Structured figure records »
•••••

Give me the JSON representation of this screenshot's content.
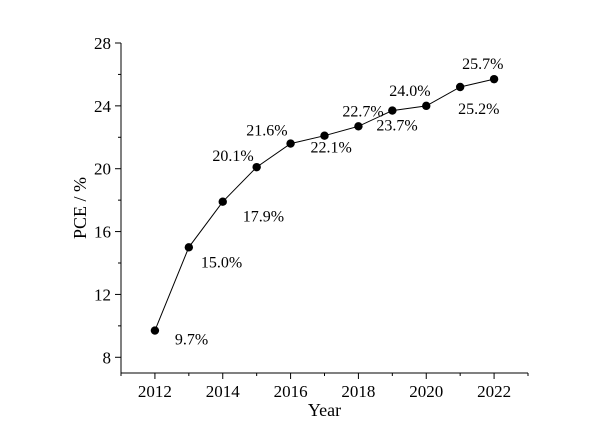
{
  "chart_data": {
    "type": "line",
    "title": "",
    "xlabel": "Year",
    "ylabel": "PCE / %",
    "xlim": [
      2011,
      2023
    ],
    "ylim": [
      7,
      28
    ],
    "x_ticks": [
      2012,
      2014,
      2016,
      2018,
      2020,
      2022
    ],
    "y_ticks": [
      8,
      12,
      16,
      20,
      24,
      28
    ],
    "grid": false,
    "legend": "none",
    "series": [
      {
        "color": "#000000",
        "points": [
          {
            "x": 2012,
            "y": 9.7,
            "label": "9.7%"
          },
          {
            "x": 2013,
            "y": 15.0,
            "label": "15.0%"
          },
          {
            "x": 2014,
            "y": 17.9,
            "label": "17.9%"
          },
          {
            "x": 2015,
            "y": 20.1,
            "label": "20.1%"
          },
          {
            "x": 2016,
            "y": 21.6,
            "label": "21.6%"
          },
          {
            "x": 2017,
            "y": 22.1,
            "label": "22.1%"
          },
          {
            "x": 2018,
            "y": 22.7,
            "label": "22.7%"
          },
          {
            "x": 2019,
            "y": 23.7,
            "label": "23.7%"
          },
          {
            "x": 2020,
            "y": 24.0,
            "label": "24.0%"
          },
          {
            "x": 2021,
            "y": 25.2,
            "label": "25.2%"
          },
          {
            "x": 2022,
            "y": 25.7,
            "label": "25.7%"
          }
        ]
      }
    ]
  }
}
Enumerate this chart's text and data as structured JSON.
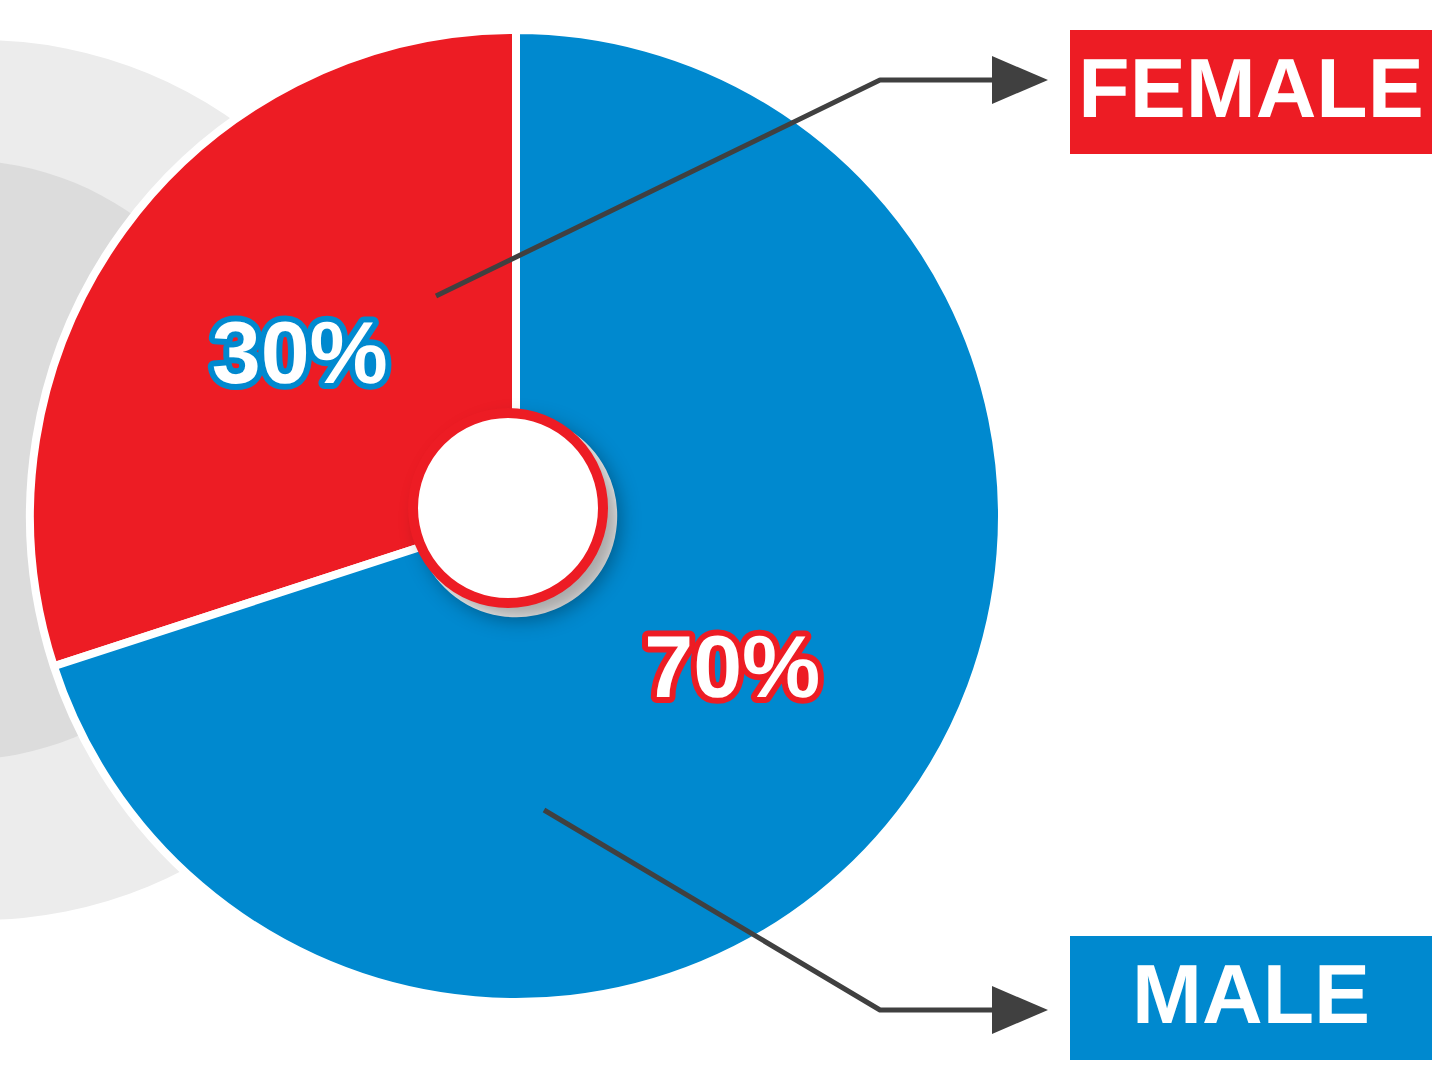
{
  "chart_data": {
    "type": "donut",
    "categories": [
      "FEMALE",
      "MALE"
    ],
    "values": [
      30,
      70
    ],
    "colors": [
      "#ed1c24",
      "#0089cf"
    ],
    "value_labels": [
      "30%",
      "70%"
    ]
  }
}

•••••

Problem requirements »
Every line of the data should be copied as it stands, without the images.

Reply to the task »
Give me the JSON representation of this screenshot's content.
{
  "chart_data": {
    "type": "line",
    "title": "",
    "xlabel": "Year",
    "ylabel": "PCE / %",
    "xlim": [
      2011,
      2023
    ],
    "ylim": [
      7,
      28
    ],
    "x_ticks": [
      2012,
      2014,
      2016,
      2018,
      2020,
      2022
    ],
    "y_ticks": [
      8,
      12,
      16,
      20,
      24,
      28
    ],
    "grid": false,
    "legend": "none",
    "series": [
      {
        "color": "#000000",
        "points": [
          {
            "x": 2012,
            "y": 9.7,
            "label": "9.7%"
          },
          {
            "x": 2013,
            "y": 15.0,
            "label": "15.0%"
          },
          {
            "x": 2014,
            "y": 17.9,
            "label": "17.9%"
          },
          {
            "x": 2015,
            "y": 20.1,
            "label": "20.1%"
          },
          {
            "x": 2016,
            "y": 21.6,
            "label": "21.6%"
          },
          {
            "x": 2017,
            "y": 22.1,
            "label": "22.1%"
          },
          {
            "x": 2018,
            "y": 22.7,
            "label": "22.7%"
          },
          {
            "x": 2019,
            "y": 23.7,
            "label": "23.7%"
          },
          {
            "x": 2020,
            "y": 24.0,
            "label": "24.0%"
          },
          {
            "x": 2021,
            "y": 25.2,
            "label": "25.2%"
          },
          {
            "x": 2022,
            "y": 25.7,
            "label": "25.7%"
          }
        ]
      }
    ]
  }
}
Enumerate this chart's text and data as structured JSON.
{
  "chart_data": {
    "type": "donut",
    "categories": [
      "FEMALE",
      "MALE"
    ],
    "values": [
      30,
      70
    ],
    "colors": [
      "#ed1c24",
      "#0089cf"
    ],
    "value_labels": [
      "30%",
      "70%"
    ]
  }
}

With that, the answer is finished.